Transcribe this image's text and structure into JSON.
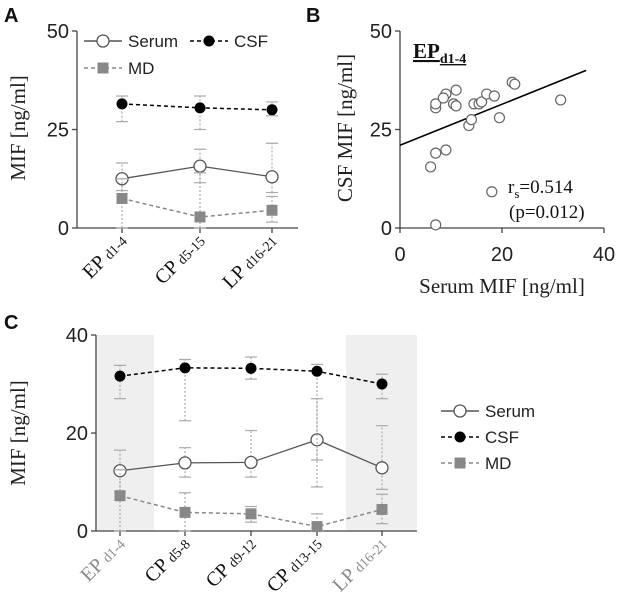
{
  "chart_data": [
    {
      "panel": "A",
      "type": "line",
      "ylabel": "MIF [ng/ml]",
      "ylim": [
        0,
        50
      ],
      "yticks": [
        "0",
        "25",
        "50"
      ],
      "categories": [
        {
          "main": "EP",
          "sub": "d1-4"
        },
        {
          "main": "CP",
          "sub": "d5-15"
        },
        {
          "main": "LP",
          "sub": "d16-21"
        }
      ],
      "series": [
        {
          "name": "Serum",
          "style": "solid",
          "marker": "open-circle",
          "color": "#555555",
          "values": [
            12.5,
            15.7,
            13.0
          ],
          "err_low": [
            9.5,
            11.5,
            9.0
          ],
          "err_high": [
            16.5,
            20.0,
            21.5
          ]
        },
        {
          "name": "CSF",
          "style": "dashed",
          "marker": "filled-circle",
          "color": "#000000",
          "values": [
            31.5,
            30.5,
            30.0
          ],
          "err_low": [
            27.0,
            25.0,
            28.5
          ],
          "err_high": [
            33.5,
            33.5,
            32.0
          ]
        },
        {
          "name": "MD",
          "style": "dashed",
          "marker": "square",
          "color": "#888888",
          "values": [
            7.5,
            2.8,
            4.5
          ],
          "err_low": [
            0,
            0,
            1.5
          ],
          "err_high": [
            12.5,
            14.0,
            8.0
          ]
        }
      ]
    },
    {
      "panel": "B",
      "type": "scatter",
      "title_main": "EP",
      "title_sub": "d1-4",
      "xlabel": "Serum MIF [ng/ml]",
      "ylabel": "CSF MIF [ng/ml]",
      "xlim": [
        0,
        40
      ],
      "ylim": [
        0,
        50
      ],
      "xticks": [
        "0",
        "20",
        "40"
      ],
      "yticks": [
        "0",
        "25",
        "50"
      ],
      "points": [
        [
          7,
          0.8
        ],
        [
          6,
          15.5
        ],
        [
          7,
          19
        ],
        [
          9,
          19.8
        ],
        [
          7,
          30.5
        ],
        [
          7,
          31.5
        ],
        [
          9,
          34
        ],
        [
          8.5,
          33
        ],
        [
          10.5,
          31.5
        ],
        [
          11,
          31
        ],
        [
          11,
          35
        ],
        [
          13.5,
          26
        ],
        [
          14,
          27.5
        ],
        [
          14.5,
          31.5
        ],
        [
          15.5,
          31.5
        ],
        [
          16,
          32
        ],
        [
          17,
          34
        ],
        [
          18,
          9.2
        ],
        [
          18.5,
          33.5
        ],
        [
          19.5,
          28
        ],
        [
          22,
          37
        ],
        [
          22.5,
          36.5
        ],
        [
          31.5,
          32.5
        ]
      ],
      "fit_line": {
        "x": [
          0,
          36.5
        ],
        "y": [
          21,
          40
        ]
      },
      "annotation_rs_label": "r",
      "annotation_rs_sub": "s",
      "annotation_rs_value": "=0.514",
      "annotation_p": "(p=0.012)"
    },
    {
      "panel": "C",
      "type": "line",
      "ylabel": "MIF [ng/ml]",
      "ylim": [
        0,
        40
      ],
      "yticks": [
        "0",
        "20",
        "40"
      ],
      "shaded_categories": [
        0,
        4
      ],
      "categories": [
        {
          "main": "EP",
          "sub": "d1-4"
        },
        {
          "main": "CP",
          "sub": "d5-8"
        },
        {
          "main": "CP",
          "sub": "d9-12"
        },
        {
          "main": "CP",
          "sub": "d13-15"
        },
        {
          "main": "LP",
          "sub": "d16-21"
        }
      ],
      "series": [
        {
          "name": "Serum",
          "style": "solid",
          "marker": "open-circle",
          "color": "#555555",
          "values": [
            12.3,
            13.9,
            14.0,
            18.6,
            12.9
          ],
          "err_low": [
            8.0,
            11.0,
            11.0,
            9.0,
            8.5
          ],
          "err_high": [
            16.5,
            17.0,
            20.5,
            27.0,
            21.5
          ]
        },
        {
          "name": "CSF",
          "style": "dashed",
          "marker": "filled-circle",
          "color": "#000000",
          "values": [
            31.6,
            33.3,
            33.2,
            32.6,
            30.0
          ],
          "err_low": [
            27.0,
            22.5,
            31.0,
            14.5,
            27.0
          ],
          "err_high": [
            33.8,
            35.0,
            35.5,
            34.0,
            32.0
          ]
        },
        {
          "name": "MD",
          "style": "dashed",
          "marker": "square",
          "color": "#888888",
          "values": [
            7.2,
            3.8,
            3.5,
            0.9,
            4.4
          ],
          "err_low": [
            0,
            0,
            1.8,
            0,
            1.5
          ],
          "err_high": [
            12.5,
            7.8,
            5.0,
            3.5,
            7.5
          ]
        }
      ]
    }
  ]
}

---

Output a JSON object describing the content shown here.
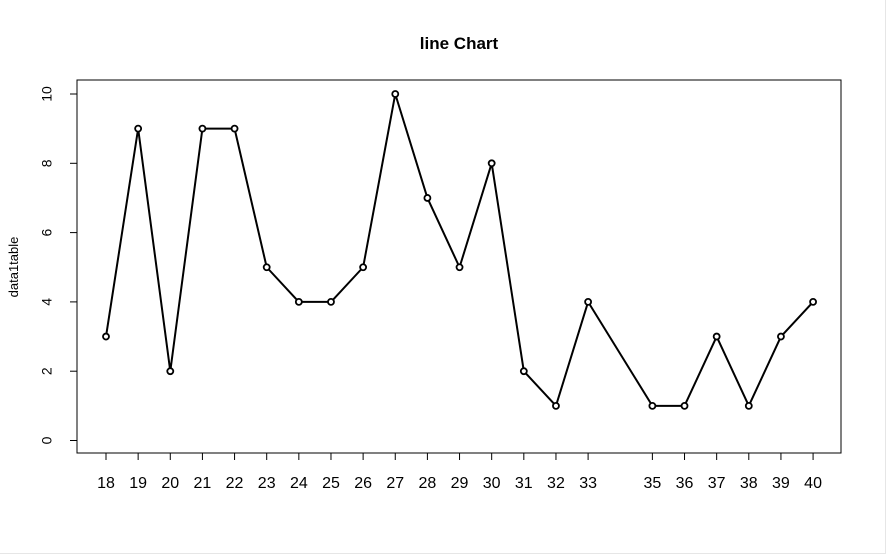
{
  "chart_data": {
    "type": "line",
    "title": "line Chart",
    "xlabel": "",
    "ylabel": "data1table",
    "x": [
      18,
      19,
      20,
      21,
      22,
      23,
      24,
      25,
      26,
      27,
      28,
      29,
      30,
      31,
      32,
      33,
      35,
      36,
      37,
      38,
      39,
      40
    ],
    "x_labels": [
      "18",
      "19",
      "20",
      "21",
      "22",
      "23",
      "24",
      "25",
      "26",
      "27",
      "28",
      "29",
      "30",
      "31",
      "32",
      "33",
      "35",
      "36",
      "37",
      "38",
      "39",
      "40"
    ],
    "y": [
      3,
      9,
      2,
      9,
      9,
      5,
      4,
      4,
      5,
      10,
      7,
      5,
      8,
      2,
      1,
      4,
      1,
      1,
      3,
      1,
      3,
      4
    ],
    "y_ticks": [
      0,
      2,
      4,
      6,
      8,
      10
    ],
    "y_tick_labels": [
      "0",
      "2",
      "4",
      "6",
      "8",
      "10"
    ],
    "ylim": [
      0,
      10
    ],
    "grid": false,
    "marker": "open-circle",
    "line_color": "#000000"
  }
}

--

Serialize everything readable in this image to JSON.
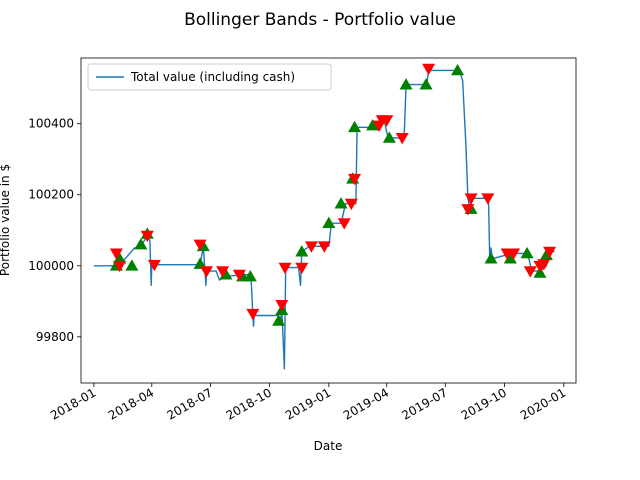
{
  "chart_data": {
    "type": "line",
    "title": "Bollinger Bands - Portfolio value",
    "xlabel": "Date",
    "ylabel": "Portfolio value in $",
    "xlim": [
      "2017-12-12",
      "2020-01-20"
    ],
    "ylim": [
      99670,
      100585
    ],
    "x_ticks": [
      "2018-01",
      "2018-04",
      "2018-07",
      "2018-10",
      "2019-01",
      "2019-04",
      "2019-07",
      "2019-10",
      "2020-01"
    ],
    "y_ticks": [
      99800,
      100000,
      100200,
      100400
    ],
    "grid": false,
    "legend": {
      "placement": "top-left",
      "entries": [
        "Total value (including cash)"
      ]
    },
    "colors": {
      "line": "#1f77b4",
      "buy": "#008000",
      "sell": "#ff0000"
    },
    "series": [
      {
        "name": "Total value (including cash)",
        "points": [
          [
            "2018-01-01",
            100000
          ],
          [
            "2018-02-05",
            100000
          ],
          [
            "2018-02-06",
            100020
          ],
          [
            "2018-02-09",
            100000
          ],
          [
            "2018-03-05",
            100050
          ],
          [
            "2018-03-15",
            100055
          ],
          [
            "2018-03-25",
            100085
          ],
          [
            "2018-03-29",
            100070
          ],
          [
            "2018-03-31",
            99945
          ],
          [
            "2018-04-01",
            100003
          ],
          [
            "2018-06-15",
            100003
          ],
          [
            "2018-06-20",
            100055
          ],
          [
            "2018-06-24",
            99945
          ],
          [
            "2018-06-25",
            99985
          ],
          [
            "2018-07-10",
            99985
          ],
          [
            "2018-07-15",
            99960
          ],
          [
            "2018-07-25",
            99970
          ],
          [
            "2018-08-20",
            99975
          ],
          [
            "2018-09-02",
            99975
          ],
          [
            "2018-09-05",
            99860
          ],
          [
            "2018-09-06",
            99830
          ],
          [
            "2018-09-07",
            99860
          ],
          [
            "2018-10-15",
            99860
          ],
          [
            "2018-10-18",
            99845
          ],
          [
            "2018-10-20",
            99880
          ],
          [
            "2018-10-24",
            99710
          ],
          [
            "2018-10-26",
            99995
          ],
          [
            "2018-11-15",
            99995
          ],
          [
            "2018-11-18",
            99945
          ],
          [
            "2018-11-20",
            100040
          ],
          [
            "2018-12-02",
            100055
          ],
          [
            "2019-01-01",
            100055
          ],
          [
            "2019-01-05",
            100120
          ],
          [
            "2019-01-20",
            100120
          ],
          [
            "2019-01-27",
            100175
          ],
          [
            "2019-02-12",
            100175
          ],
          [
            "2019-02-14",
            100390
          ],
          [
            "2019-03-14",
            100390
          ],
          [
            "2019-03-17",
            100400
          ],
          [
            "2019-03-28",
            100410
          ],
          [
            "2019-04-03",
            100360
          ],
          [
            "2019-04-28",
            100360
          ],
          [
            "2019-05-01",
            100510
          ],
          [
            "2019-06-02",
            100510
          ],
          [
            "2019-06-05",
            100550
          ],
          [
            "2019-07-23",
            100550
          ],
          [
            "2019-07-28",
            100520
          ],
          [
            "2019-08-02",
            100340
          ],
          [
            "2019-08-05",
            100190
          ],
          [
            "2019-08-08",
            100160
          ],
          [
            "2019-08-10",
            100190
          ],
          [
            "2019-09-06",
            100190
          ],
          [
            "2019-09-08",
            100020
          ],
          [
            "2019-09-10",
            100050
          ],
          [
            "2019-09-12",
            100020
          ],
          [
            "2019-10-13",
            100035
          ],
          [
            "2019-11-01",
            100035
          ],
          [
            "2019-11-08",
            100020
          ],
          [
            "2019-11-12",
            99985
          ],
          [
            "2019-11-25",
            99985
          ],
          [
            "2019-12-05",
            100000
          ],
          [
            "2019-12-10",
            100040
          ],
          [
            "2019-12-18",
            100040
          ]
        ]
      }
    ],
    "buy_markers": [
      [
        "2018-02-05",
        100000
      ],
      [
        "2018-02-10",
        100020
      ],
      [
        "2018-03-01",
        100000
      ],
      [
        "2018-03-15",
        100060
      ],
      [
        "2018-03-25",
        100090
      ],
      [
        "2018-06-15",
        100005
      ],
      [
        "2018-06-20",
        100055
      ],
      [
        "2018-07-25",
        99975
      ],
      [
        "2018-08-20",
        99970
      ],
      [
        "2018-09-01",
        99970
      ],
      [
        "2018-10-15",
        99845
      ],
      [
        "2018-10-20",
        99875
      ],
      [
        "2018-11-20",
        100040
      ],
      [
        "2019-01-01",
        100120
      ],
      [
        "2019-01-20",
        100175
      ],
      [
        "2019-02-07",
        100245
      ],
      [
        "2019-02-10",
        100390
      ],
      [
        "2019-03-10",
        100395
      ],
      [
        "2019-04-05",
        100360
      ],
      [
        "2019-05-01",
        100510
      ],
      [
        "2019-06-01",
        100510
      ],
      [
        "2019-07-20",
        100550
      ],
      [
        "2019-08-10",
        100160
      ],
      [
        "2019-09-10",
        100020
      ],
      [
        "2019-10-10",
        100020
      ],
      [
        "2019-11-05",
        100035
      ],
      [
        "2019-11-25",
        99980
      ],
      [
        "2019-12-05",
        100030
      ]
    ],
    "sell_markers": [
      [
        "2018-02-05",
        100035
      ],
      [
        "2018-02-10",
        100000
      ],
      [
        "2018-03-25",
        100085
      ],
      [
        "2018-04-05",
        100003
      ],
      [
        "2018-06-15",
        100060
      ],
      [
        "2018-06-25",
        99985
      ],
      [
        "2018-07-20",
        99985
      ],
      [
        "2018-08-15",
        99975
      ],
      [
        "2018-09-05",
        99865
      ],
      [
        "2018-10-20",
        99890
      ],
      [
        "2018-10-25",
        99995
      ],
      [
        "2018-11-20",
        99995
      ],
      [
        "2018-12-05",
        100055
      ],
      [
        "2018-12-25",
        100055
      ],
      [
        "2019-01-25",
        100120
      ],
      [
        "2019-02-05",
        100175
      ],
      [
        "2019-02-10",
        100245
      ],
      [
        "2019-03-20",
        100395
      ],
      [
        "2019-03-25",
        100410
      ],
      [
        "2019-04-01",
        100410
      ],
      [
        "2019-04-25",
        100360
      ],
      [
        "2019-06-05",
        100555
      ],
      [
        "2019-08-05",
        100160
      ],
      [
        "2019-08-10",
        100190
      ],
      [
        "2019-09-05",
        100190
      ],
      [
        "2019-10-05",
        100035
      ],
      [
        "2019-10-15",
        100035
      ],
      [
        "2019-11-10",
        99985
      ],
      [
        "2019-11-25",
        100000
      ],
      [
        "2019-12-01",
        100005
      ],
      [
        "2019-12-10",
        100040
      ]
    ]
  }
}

EXERCISE TASK ▸
Find all lines with "Total" in them and copy each one.

THE SOLUTION ▸
        "Total value (including cash)"
        "name": "Total value (including cash)",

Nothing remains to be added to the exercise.